▶ Dataset records:
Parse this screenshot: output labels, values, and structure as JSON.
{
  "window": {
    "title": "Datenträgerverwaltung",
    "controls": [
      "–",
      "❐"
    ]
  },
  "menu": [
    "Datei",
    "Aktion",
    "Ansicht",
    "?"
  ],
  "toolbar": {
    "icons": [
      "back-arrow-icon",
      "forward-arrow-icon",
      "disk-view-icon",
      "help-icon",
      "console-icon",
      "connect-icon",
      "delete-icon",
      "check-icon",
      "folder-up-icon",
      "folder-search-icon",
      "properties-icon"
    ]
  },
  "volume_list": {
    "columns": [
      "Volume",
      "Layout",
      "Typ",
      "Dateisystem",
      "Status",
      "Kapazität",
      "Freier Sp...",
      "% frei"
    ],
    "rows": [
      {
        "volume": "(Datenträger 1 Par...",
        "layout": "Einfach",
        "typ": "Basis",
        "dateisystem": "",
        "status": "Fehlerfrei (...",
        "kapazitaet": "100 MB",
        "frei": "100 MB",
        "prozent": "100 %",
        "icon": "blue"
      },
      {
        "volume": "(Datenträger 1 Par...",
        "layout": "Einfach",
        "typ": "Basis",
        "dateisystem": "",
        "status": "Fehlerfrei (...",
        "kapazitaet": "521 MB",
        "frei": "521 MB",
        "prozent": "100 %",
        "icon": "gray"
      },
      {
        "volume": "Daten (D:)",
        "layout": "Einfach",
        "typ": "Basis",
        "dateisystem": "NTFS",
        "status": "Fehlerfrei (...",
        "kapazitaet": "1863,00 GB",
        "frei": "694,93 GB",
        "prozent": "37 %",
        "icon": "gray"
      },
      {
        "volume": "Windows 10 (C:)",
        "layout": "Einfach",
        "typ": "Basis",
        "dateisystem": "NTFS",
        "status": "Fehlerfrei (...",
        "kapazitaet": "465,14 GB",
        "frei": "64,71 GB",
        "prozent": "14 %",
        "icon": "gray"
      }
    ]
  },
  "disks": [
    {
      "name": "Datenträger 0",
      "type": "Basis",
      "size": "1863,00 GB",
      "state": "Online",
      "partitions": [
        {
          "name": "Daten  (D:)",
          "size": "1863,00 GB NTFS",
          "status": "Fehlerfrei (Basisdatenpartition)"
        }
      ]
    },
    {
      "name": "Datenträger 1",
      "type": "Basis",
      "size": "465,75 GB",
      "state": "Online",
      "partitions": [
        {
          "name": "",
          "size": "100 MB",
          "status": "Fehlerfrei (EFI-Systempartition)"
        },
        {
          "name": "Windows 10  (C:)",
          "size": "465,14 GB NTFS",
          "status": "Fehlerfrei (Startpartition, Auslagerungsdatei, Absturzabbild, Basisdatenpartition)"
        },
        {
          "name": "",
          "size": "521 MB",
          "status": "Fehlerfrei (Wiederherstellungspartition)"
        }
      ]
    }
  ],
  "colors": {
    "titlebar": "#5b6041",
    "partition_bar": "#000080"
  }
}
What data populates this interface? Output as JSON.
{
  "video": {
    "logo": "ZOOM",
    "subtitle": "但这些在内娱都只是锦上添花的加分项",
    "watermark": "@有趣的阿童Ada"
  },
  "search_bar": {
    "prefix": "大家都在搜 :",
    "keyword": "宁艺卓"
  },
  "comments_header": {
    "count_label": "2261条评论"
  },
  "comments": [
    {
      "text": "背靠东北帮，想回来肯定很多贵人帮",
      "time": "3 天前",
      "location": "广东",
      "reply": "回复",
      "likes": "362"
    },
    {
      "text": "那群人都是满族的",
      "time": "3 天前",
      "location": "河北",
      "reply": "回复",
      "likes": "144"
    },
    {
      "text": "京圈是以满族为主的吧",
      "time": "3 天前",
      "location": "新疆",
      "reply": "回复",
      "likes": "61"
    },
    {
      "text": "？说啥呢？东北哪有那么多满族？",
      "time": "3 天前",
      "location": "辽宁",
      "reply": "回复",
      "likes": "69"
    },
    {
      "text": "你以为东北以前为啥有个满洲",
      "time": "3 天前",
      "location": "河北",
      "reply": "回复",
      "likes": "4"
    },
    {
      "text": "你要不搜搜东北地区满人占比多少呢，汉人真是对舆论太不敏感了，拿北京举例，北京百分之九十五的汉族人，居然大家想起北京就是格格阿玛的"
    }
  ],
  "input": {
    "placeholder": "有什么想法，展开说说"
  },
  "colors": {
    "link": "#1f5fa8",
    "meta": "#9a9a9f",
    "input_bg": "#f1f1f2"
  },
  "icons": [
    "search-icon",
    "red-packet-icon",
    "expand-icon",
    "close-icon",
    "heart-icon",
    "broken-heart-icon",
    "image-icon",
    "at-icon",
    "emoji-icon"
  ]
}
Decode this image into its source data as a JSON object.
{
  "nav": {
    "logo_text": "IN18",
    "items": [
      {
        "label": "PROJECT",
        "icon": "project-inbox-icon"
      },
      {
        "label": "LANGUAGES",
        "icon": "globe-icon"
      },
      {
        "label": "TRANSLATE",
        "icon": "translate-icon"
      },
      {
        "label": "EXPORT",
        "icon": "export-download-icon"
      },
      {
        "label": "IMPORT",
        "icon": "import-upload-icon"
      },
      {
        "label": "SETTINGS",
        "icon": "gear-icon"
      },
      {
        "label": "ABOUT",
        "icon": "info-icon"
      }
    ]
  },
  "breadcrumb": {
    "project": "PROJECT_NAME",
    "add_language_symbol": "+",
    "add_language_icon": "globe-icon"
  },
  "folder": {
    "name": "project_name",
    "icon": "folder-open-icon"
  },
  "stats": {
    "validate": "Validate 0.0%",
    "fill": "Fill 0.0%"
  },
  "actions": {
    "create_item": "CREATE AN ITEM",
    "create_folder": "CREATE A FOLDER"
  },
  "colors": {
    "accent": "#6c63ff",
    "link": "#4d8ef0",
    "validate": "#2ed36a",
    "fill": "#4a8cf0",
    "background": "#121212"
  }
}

▶ Request:
Each line of the material must be restated exactly.

▶ Response to the exercise:
Parse this screenshot: output labels, values, and structure as JSON.
{
  "window": {
    "title": "Datenträgerverwaltung",
    "controls": [
      "–",
      "❐"
    ]
  },
  "menu": [
    "Datei",
    "Aktion",
    "Ansicht",
    "?"
  ],
  "toolbar": {
    "icons": [
      "back-arrow-icon",
      "forward-arrow-icon",
      "disk-view-icon",
      "help-icon",
      "console-icon",
      "connect-icon",
      "delete-icon",
      "check-icon",
      "folder-up-icon",
      "folder-search-icon",
      "properties-icon"
    ]
  },
  "volume_list": {
    "columns": [
      "Volume",
      "Layout",
      "Typ",
      "Dateisystem",
      "Status",
      "Kapazität",
      "Freier Sp...",
      "% frei"
    ],
    "rows": [
      {
        "volume": "(Datenträger 1 Par...",
        "layout": "Einfach",
        "typ": "Basis",
        "dateisystem": "",
        "status": "Fehlerfrei (...",
        "kapazitaet": "100 MB",
        "frei": "100 MB",
        "prozent": "100 %",
        "icon": "blue"
      },
      {
        "volume": "(Datenträger 1 Par...",
        "layout": "Einfach",
        "typ": "Basis",
        "dateisystem": "",
        "status": "Fehlerfrei (...",
        "kapazitaet": "521 MB",
        "frei": "521 MB",
        "prozent": "100 %",
        "icon": "gray"
      },
      {
        "volume": "Daten (D:)",
        "layout": "Einfach",
        "typ": "Basis",
        "dateisystem": "NTFS",
        "status": "Fehlerfrei (...",
        "kapazitaet": "1863,00 GB",
        "frei": "694,93 GB",
        "prozent": "37 %",
        "icon": "gray"
      },
      {
        "volume": "Windows 10 (C:)",
        "layout": "Einfach",
        "typ": "Basis",
        "dateisystem": "NTFS",
        "status": "Fehlerfrei (...",
        "kapazitaet": "465,14 GB",
        "frei": "64,71 GB",
        "prozent": "14 %",
        "icon": "gray"
      }
    ]
  },
  "disks": [
    {
      "name": "Datenträger 0",
      "type": "Basis",
      "size": "1863,00 GB",
      "state": "Online",
      "partitions": [
        {
          "name": "Daten  (D:)",
          "size": "1863,00 GB NTFS",
          "status": "Fehlerfrei (Basisdatenpartition)"
        }
      ]
    },
    {
      "name": "Datenträger 1",
      "type": "Basis",
      "size": "465,75 GB",
      "state": "Online",
      "partitions": [
        {
          "name": "",
          "size": "100 MB",
          "status": "Fehlerfrei (EFI-Systempartition)"
        },
        {
          "name": "Windows 10  (C:)",
          "size": "465,14 GB NTFS",
          "status": "Fehlerfrei (Startpartition, Auslagerungsdatei, Absturzabbild, Basisdatenpartition)"
        },
        {
          "name": "",
          "size": "521 MB",
          "status": "Fehlerfrei (Wiederherstellungspartition)"
        }
      ]
    }
  ],
  "colors": {
    "titlebar": "#5b6041",
    "partition_bar": "#000080"
  }
}
What data populates this interface? Output as JSON.
{
  "video": {
    "logo": "ZOOM",
    "subtitle": "但这些在内娱都只是锦上添花的加分项",
    "watermark": "@有趣的阿童Ada"
  },
  "search_bar": {
    "prefix": "大家都在搜 :",
    "keyword": "宁艺卓"
  },
  "comments_header": {
    "count_label": "2261条评论"
  },
  "comments": [
    {
      "text": "背靠东北帮，想回来肯定很多贵人帮",
      "time": "3 天前",
      "location": "广东",
      "reply": "回复",
      "likes": "362"
    },
    {
      "text": "那群人都是满族的",
      "time": "3 天前",
      "location": "河北",
      "reply": "回复",
      "likes": "144"
    },
    {
      "text": "京圈是以满族为主的吧",
      "time": "3 天前",
      "location": "新疆",
      "reply": "回复",
      "likes": "61"
    },
    {
      "text": "？说啥呢？东北哪有那么多满族？",
      "time": "3 天前",
      "location": "辽宁",
      "reply": "回复",
      "likes": "69"
    },
    {
      "text": "你以为东北以前为啥有个满洲",
      "time": "3 天前",
      "location": "河北",
      "reply": "回复",
      "likes": "4"
    },
    {
      "text": "你要不搜搜东北地区满人占比多少呢，汉人真是对舆论太不敏感了，拿北京举例，北京百分之九十五的汉族人，居然大家想起北京就是格格阿玛的"
    }
  ],
  "input": {
    "placeholder": "有什么想法，展开说说"
  },
  "colors": {
    "link": "#1f5fa8",
    "meta": "#9a9a9f",
    "input_bg": "#f1f1f2"
  },
  "icons": [
    "search-icon",
    "red-packet-icon",
    "expand-icon",
    "close-icon",
    "heart-icon",
    "broken-heart-icon",
    "image-icon",
    "at-icon",
    "emoji-icon"
  ]
}
Decode this image into its source data as a JSON object.
{
  "nav": {
    "logo_text": "IN18",
    "items": [
      {
        "label": "PROJECT",
        "icon": "project-inbox-icon"
      },
      {
        "label": "LANGUAGES",
        "icon": "globe-icon"
      },
      {
        "label": "TRANSLATE",
        "icon": "translate-icon"
      },
      {
        "label": "EXPORT",
        "icon": "export-download-icon"
      },
      {
        "label": "IMPORT",
        "icon": "import-upload-icon"
      },
      {
        "label": "SETTINGS",
        "icon": "gear-icon"
      },
      {
        "label": "ABOUT",
        "icon": "info-icon"
      }
    ]
  },
  "breadcrumb": {
    "project": "PROJECT_NAME",
    "add_language_symbol": "+",
    "add_language_icon": "globe-icon"
  },
  "folder": {
    "name": "project_name",
    "icon": "folder-open-icon"
  },
  "stats": {
    "validate": "Validate 0.0%",
    "fill": "Fill 0.0%"
  },
  "actions": {
    "create_item": "CREATE AN ITEM",
    "create_folder": "CREATE A FOLDER"
  },
  "colors": {
    "accent": "#6c63ff",
    "link": "#4d8ef0",
    "validate": "#2ed36a",
    "fill": "#4a8cf0",
    "background": "#121212"
  }
}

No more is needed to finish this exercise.